WHAT YOU SHOULD DO:
Identify every line in the records below that contains the word "grid", and copy each of those lines.
## BEGIN DATA TO PROCESS
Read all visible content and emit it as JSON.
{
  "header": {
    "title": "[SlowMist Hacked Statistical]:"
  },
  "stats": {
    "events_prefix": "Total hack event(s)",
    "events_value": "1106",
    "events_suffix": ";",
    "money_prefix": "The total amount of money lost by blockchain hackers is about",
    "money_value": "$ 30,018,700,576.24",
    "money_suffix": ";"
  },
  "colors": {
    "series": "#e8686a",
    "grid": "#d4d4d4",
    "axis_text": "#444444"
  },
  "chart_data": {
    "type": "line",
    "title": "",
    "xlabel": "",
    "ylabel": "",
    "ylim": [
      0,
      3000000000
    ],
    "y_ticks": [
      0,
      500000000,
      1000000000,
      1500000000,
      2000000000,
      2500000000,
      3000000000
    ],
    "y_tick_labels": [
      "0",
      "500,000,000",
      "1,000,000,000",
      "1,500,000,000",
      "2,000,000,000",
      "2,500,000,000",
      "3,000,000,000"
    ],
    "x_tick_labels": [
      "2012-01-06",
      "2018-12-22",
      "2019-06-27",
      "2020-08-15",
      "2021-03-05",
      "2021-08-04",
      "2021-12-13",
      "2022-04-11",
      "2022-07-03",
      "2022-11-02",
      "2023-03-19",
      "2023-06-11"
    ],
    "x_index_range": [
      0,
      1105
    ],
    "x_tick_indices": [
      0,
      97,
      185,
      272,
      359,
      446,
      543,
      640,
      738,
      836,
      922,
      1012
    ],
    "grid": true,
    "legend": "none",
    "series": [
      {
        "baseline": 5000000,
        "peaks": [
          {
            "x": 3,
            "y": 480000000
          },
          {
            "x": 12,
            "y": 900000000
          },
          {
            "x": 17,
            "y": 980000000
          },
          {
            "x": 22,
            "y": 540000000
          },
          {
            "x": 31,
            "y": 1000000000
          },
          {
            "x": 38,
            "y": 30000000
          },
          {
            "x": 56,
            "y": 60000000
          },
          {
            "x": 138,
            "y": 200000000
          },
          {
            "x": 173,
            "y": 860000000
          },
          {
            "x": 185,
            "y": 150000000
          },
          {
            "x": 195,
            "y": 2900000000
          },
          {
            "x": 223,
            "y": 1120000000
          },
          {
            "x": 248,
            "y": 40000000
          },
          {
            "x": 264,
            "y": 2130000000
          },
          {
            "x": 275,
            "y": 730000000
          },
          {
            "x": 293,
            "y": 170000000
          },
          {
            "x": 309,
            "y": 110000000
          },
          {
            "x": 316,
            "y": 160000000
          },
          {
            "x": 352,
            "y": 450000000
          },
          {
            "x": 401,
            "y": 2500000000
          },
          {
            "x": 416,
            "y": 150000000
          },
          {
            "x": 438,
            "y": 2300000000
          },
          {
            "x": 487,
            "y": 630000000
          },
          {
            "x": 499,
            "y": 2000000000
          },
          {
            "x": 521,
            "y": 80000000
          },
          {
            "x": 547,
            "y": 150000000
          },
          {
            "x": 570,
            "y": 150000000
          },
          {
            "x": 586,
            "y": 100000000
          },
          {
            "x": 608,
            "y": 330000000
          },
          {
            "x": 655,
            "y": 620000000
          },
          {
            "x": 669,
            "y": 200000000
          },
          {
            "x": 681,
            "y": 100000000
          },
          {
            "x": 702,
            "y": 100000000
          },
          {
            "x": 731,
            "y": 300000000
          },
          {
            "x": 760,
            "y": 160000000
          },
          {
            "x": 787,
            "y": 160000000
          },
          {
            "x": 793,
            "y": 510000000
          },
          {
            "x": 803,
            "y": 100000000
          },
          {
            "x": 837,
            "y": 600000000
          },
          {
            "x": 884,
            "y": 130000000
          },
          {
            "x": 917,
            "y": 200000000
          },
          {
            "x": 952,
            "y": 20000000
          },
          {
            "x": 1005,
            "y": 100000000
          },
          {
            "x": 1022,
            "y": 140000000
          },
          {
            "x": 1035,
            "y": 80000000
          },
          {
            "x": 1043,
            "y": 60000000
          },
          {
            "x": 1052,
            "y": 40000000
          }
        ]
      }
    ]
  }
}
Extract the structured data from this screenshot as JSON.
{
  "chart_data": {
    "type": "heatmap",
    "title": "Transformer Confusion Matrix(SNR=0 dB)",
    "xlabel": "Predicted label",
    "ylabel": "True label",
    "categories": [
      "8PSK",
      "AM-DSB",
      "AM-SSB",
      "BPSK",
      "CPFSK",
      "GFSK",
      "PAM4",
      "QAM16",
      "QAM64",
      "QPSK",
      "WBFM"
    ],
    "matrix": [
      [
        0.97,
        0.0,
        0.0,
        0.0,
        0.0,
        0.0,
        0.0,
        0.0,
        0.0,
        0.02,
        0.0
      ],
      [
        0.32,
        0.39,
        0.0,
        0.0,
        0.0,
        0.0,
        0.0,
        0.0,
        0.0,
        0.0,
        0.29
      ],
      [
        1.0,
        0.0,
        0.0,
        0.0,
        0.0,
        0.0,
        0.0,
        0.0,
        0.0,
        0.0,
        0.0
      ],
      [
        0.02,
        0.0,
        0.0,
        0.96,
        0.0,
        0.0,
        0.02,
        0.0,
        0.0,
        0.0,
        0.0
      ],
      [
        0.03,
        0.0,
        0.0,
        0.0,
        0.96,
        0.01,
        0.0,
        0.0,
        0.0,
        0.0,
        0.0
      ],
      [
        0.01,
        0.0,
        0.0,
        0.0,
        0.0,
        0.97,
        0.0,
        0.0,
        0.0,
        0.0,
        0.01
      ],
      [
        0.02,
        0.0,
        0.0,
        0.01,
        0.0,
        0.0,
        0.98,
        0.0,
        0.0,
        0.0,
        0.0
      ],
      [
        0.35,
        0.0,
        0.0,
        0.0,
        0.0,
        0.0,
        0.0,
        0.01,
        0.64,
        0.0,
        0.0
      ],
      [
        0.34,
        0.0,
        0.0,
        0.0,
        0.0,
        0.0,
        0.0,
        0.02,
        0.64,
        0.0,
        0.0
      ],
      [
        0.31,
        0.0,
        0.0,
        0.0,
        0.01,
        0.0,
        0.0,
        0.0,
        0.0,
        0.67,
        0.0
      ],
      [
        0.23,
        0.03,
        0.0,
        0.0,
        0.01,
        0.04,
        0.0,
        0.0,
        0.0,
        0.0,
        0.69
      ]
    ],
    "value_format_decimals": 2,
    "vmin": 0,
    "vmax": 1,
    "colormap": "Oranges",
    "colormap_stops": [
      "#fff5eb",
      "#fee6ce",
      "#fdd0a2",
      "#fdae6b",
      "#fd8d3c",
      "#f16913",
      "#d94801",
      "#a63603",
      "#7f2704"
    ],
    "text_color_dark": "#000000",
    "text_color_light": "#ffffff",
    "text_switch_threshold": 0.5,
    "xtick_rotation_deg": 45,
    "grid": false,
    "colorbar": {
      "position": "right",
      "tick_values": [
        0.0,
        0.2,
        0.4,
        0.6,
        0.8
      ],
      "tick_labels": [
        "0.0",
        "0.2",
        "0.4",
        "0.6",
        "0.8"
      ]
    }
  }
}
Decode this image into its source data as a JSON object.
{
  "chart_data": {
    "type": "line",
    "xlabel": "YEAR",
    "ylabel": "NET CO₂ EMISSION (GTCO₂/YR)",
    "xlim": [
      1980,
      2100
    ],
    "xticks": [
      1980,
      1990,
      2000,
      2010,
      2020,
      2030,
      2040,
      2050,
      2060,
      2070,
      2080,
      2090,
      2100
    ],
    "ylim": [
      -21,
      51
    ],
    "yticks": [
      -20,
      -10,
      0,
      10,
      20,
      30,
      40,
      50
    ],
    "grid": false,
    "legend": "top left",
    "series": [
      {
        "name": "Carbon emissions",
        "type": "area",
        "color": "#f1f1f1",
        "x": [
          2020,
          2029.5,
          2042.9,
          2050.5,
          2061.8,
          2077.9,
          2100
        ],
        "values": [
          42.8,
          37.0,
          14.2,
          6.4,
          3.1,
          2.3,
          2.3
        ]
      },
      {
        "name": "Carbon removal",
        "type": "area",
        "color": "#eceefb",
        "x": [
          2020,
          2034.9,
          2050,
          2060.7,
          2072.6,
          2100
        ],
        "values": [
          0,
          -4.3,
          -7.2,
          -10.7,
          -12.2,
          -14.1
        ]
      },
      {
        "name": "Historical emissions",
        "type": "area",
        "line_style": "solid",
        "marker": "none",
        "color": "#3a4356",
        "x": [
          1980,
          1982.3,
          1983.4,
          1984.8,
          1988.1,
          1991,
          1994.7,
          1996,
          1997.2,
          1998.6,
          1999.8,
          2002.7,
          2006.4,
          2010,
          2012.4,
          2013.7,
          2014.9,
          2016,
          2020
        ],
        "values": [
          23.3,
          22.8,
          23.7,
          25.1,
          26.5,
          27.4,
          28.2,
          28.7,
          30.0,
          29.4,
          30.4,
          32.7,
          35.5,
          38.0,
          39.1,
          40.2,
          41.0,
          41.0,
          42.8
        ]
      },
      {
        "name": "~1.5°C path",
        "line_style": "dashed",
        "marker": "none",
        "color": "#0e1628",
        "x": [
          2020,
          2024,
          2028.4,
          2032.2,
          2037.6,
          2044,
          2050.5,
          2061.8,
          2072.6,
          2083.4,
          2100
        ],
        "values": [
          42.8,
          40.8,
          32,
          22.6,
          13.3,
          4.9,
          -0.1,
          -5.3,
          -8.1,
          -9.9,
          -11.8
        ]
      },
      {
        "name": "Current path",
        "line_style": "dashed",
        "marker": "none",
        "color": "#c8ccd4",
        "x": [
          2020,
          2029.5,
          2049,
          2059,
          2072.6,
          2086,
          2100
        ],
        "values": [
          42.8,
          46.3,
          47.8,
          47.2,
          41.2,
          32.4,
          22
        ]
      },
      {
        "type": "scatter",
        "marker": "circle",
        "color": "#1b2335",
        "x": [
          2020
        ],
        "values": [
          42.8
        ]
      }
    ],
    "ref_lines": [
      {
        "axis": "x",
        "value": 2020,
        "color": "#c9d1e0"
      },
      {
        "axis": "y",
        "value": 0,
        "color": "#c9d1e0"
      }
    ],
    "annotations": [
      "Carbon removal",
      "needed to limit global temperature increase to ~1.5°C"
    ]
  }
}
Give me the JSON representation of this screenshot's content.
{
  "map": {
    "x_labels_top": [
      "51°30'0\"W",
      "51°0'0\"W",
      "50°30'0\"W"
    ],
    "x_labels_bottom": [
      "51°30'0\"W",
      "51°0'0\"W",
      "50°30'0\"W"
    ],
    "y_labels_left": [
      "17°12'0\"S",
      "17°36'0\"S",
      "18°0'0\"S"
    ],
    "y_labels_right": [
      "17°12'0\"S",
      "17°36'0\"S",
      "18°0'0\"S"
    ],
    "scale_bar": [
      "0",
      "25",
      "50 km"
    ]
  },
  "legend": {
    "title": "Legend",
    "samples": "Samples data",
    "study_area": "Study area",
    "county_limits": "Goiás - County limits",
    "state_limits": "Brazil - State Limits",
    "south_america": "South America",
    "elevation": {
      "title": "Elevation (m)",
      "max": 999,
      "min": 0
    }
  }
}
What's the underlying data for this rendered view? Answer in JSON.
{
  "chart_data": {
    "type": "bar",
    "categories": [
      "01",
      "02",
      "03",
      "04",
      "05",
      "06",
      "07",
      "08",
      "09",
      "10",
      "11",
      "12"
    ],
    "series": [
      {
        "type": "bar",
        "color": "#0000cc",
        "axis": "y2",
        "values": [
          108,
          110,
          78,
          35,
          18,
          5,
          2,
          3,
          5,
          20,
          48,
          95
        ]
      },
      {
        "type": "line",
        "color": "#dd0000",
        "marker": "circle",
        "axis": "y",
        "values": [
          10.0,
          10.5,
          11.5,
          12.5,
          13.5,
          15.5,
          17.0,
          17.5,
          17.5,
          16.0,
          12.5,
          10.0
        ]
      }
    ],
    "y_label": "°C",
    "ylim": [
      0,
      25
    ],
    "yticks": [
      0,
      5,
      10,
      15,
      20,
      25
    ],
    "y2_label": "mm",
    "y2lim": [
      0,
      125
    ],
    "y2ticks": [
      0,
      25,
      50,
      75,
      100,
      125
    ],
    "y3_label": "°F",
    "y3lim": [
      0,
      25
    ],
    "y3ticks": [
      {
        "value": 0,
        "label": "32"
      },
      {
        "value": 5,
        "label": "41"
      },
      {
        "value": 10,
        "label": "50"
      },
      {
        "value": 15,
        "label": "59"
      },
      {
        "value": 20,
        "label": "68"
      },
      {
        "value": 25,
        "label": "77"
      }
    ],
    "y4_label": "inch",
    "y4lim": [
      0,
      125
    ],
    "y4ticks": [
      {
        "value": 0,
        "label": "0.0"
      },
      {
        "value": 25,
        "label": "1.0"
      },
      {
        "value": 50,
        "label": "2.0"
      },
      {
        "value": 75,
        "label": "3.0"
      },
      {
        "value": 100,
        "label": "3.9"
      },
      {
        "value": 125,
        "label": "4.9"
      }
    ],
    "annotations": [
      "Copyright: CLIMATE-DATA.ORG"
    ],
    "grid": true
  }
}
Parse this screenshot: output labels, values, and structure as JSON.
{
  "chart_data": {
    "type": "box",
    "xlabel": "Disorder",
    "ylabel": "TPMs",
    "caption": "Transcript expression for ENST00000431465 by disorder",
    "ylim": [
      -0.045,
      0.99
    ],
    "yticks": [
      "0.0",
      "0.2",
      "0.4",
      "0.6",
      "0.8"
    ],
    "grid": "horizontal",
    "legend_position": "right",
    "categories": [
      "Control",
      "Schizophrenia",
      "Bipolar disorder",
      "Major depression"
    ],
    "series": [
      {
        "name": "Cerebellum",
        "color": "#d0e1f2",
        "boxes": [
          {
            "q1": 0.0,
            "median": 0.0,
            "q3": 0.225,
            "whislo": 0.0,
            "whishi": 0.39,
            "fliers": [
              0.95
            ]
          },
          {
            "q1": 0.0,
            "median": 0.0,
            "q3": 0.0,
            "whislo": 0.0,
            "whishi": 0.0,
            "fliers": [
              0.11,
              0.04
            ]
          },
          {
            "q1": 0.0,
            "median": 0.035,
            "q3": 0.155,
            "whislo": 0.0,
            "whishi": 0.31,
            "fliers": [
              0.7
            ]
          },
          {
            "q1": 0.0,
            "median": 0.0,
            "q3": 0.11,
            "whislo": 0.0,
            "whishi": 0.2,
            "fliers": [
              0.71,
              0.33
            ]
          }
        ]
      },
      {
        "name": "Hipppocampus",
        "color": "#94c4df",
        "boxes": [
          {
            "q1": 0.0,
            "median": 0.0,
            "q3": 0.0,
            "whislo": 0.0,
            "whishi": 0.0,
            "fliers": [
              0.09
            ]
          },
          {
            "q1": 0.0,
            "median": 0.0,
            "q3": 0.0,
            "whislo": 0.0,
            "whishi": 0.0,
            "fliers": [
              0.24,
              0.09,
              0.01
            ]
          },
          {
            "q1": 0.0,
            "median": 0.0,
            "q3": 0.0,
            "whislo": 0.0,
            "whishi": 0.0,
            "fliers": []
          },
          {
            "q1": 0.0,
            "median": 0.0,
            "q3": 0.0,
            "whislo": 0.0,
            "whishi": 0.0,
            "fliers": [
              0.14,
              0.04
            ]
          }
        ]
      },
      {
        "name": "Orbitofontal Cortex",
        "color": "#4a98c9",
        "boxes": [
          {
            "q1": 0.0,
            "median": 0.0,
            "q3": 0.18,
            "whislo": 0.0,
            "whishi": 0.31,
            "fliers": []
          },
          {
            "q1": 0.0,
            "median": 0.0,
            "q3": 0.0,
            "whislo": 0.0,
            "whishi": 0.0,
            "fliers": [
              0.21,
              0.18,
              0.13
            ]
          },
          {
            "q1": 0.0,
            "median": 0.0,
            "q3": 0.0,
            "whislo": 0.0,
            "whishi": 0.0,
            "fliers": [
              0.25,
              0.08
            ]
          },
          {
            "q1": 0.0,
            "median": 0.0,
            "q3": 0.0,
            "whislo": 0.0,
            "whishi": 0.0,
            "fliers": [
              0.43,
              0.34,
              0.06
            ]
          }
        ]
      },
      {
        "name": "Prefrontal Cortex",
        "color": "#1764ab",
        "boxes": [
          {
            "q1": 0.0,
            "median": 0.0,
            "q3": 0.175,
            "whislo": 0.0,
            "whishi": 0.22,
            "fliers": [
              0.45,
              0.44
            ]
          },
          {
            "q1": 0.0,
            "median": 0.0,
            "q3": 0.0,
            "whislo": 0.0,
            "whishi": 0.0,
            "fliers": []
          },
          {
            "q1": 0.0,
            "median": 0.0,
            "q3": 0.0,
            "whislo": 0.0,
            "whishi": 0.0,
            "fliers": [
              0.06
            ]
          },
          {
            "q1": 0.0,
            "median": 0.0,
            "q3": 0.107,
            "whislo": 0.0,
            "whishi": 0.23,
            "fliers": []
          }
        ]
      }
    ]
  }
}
## END DATA TO PROCESS
OUTPUT FOR THIS EXERCISE:
    "grid": "#d4d4d4",
    "grid": true,
    "grid": false,
    "grid": false,
    "grid": true
    "grid": "horizontal",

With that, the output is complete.